**Data listing:**
◇ ◇ ◇ ◇ ◇ ◇ ◇

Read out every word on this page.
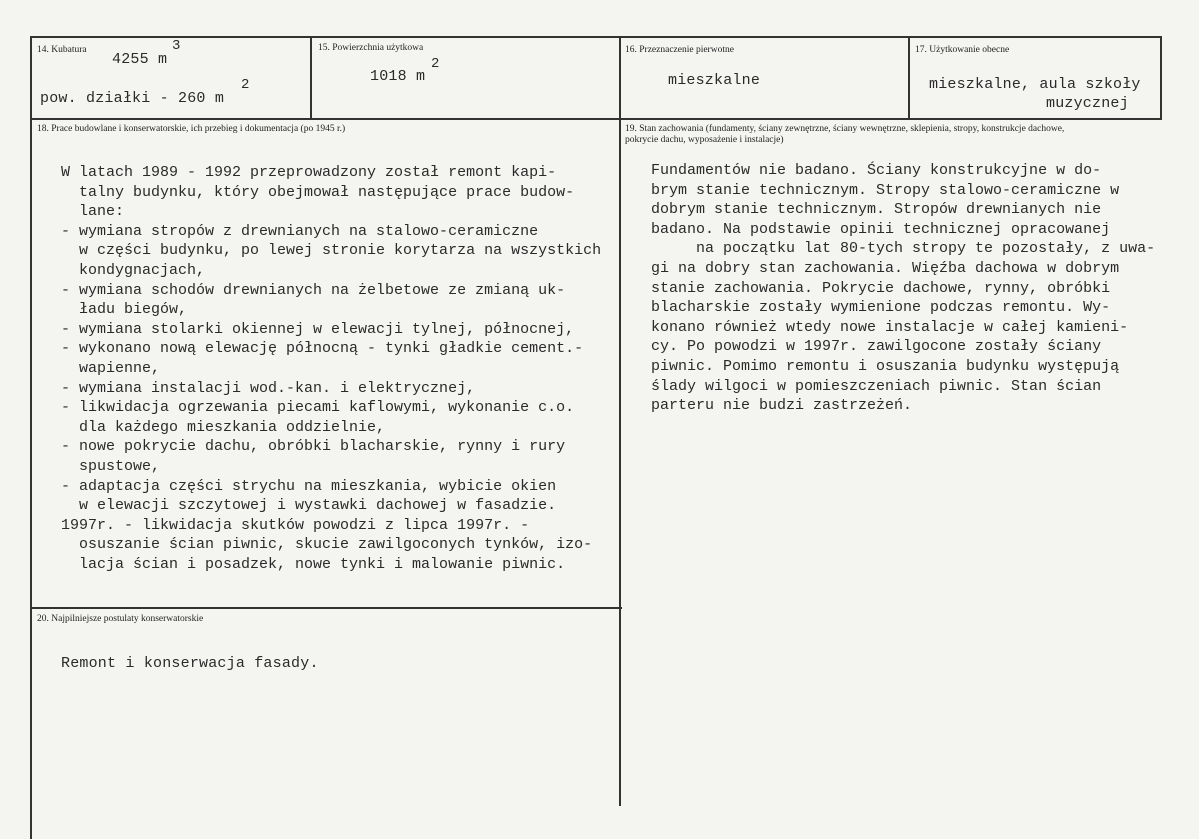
14. Kubatura
4255 m
3
pow. działki - 260 m
2
15. Powierzchnia użytkowa
1018 m
2
16. Przeznaczenie pierwotne
mieszkalne
17. Użytkowanie obecne
mieszkalne, aula szkoły
muzycznej
18. Prace budowlane i konserwatorskie, ich przebieg i dokumentacja (po 1945 r.)
W latach 1989 - 1992 przeprowadzony został remont kapi-
talny budynku, który obejmował następujące prace budow-
lane:
- wymiana stropów z drewnianych na stalowo-ceramiczne
w części budynku, po lewej stronie korytarza na wszystkich
kondygnacjach,
- wymiana schodów drewnianych na żelbetowe ze zmianą uk-
ładu biegów,
- wymiana stolarki okiennej w elewacji tylnej, północnej,
- wykonano nową elewację północną - tynki gładkie cement.-
wapienne,
- wymiana instalacji wod.-kan. i elektrycznej,
- likwidacja ogrzewania piecami kaflowymi, wykonanie c.o.
dla każdego mieszkania oddzielnie,
- nowe pokrycie dachu, obróbki blacharskie, rynny i rury
spustowe,
- adaptacja części strychu na mieszkania, wybicie okien
w elewacji szczytowej i wystawki dachowej w fasadzie.
1997r. - likwidacja skutków powodzi z lipca 1997r. -
osuszanie ścian piwnic, skucie zawilgoconych tynków, izo-
lacja ścian i posadzek, nowe tynki i malowanie piwnic.
19. Stan zachowania (fundamenty, ściany zewnętrzne, ściany wewnętrzne, sklepienia, stropy, konstrukcje dachowe,
pokrycie dachu, wyposażenie i instalacje)
Fundamentów nie badano. Ściany konstrukcyjne w do-
brym stanie technicznym. Stropy stalowo-ceramiczne w
dobrym stanie technicznym. Stropów drewnianych nie
badano. Na podstawie opinii technicznej opracowanej
na początku lat 80-tych stropy te pozostały, z uwa-
gi na dobry stan zachowania. Więźba dachowa w dobrym
stanie zachowania. Pokrycie dachowe, rynny, obróbki
blacharskie zostały wymienione podczas remontu. Wy-
konano również wtedy nowe instalacje w całej kamieni-
cy. Po powodzi w 1997r. zawilgocone zostały ściany
piwnic. Pomimo remontu i osuszania budynku występują
ślady wilgoci w pomieszczeniach piwnic. Stan ścian
parteru nie budzi zastrzeżeń.
20. Najpilniejsze postulaty konserwatorskie
Remont i konserwacja fasady.
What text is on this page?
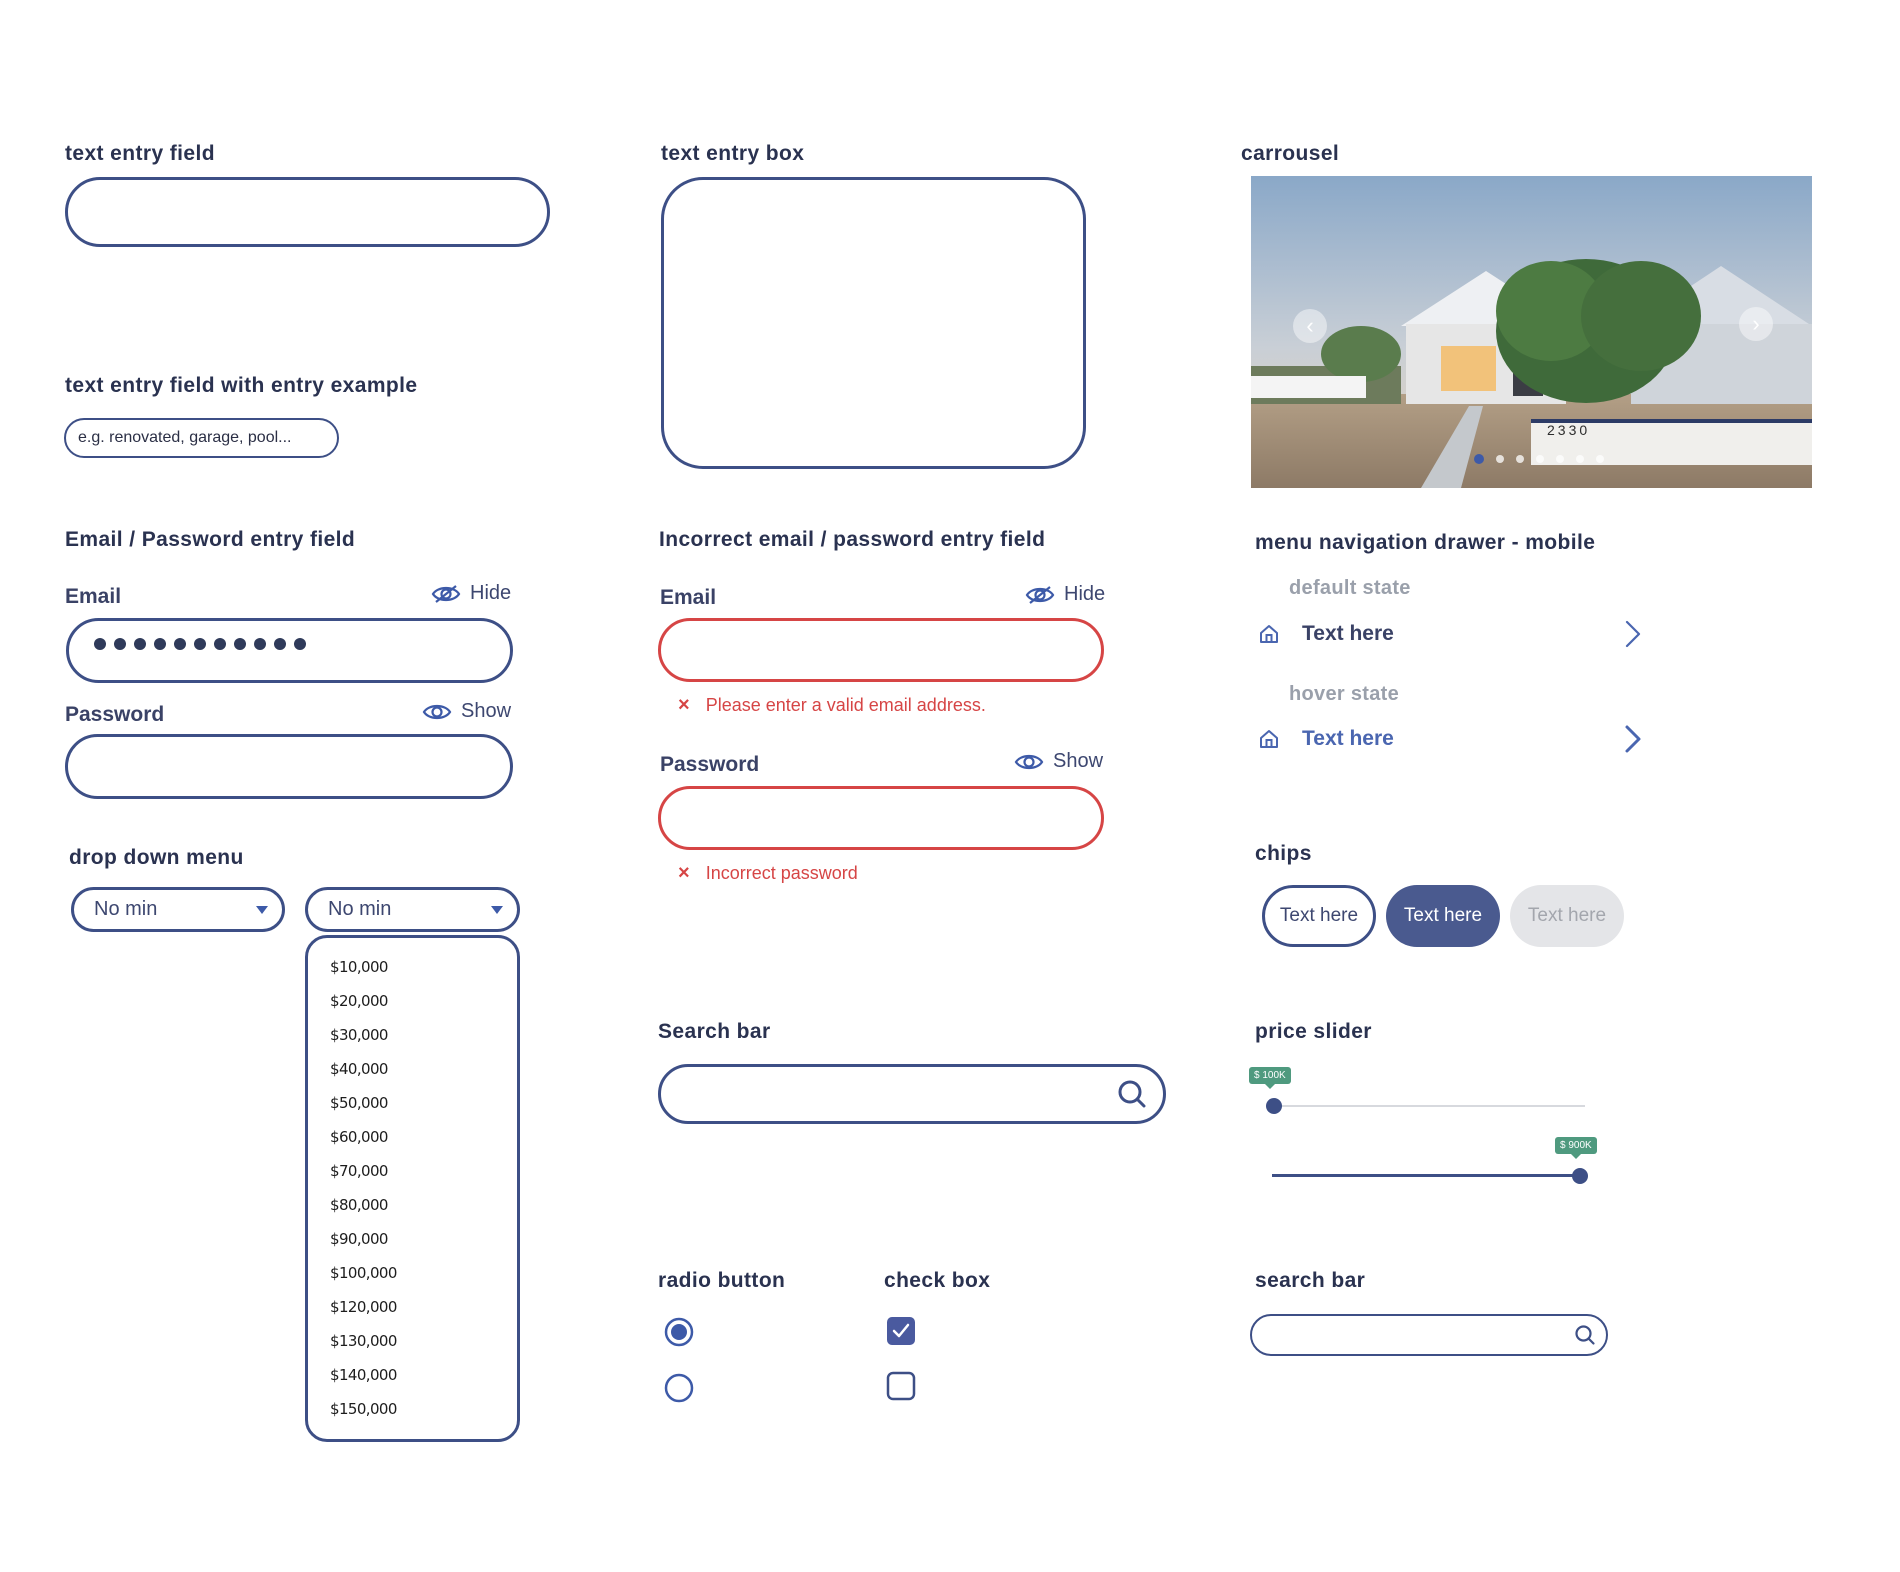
text entry field
text entry field with entry example
e.g. renovated, garage, pool...
Email / Password entry field
Email	Hide
Password	Show
drop down menu
No min	No min
$10,000
$20,000
$30,000
$40,000
$50,000
$60,000
$70,000
$80,000
$90,000
$100,000
$120,000
$130,000
$140,000
$150,000
text entry box
Incorrect email / password entry field
Email	Hide
× Please enter a valid email address.
Password	Show
× Incorrect password
Search bar
radio button	check box
carrousel
‹	›
2330
menu navigation drawer - mobile
default state
Text here
hover state
Text here
chips
Text here	Text here	Text here
price slider
$ 100K
$ 900K
search bar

◇ ◇ ◇ ◇ ◇ ◇ ◇

**Problem description:** Copy every line of the material in which the word "drewnianych" occurs.

**Solution to this problem:**
- wymiana stropów z drewnianych na stalowo-ceramiczne
- wymiana schodów drewnianych na żelbetowe ze zmianą uk-
dobrym stanie technicznym. Stropów drewnianych nie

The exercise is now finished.